Damien has a QS? He kept that quiet :lol: :lol: :lol: Sorry - we've been ribbing him along these lines all weekend 

Thanks for the compliment on the stand - we were pleased with it, but it's always good to have an unbiased opinion. The guys who put their cars forward did us proud - all four were nothing short of immaculate 8)


----------



## neil_audiTT (Sep 1, 2010)

:lol: it made him easy to spot.

I'm sure you had more planned to be on the stand?

Reckon next year you should have a gazebo, some merchandise and pews for you lot to sit around and represent on.

Rollhard were opposite the trade stand i was on, they're just a club with a few sidelines and we're making a killing in t-shirts and stickers.


----------



## burns (Jun 2, 2009)

Yes, we'd originally had a club vote and five cars were selected to be on the stand. Unfortunately three dropped out at various stages and we were only able to replace two of them...hence the reason we had a Corrado tucked in at the back of our stand. Still, it filled up some of the otherwise wasted space 

We nearly ended hosted one of the RollHard boys on our stand, but he found a spot with his group - but his car would've looked nice on ours! Red mk2 V6 with white wheels - very nice indeed.

We sometimes have merch with us, plus gazebo, tables and chairs. We thought we'd be pressed for space on the stand, so didn't bring anything extra with us. And I always carry two camping chairs in the car (just in case I need to wait for a recovery truck)...but left them in the car, which is no good at all  The chairs, table and merch can be lesson one for next year :wink:


----------



## Duggy (May 17, 2005)

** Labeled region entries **
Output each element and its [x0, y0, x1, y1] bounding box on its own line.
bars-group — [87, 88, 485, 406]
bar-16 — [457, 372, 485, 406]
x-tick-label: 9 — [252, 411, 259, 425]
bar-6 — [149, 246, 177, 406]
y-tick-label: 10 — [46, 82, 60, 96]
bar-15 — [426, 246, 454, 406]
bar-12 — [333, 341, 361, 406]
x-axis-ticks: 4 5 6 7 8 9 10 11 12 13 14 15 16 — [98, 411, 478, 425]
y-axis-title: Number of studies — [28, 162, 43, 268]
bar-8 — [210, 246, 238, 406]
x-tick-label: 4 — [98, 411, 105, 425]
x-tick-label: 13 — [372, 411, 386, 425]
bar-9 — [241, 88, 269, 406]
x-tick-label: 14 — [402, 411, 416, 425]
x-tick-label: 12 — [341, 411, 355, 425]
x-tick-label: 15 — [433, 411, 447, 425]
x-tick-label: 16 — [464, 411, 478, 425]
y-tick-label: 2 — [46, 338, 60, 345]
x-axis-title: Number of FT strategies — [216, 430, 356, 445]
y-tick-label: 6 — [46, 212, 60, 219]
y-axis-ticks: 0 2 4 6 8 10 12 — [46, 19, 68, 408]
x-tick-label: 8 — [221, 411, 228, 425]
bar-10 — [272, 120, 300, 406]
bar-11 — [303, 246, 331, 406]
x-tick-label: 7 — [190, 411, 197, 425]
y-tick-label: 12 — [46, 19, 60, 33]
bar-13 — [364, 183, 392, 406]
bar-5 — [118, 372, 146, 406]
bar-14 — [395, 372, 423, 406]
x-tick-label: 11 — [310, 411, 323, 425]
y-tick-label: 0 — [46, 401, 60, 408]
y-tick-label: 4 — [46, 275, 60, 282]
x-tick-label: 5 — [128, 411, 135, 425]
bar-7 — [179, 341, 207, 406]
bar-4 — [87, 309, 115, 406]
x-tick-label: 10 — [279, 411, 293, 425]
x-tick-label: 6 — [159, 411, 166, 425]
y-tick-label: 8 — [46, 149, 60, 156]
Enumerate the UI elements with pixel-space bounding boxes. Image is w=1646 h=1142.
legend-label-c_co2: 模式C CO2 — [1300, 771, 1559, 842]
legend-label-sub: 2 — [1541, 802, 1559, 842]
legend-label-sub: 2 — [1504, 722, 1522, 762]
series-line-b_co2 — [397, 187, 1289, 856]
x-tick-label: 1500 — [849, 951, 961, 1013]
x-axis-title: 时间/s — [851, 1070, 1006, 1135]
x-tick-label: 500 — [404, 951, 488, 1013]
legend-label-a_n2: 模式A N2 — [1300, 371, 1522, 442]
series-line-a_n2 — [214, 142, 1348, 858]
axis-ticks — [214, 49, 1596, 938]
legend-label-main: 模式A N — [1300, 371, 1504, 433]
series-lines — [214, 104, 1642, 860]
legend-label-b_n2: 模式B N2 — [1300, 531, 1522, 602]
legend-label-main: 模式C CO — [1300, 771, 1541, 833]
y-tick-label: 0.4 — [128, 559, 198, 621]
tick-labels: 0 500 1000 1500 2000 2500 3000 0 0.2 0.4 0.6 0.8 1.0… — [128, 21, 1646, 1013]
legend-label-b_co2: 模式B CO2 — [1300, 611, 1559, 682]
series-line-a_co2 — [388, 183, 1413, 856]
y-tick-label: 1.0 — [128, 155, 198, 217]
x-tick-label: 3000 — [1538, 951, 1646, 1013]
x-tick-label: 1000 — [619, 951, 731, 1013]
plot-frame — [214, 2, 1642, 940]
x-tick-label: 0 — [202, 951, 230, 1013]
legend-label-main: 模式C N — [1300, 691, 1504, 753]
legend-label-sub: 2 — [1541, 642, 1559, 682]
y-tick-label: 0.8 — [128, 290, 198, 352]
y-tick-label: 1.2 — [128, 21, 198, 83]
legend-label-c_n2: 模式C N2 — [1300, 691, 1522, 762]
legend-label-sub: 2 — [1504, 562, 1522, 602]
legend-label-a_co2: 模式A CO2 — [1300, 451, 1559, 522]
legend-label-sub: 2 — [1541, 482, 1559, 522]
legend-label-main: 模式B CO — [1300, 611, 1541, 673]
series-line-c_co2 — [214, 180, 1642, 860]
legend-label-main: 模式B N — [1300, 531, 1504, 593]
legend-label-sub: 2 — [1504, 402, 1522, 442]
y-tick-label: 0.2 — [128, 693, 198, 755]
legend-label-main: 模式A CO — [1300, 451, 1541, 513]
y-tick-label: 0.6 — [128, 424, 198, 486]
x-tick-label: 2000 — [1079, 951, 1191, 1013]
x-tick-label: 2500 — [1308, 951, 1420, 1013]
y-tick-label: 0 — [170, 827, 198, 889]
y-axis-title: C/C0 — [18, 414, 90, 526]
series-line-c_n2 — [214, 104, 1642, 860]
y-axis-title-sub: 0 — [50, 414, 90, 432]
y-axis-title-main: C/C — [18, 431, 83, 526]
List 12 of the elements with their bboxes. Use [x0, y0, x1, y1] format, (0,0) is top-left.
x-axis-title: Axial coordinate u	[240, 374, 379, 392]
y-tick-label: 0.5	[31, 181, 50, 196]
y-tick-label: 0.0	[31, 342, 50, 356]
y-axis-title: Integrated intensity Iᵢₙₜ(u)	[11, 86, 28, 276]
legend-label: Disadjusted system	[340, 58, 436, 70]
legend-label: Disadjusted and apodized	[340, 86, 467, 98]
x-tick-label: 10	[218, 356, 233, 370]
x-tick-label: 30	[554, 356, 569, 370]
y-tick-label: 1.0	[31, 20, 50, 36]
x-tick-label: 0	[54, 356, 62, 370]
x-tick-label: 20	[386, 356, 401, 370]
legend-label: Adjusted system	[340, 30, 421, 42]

** What you should do **
Answer these questions about the forum thread on the club stand:
1. How many cars were first selected for the stand by club vote?
2. What color were the wheels on the red mk2 V6 belonging to one of the RollHard group?
3. According to burns, why are two camping chairs always carried in the car?

** Result below **
1. Five cars.
2. White.
3. In case of needing to wait for a recovery truck.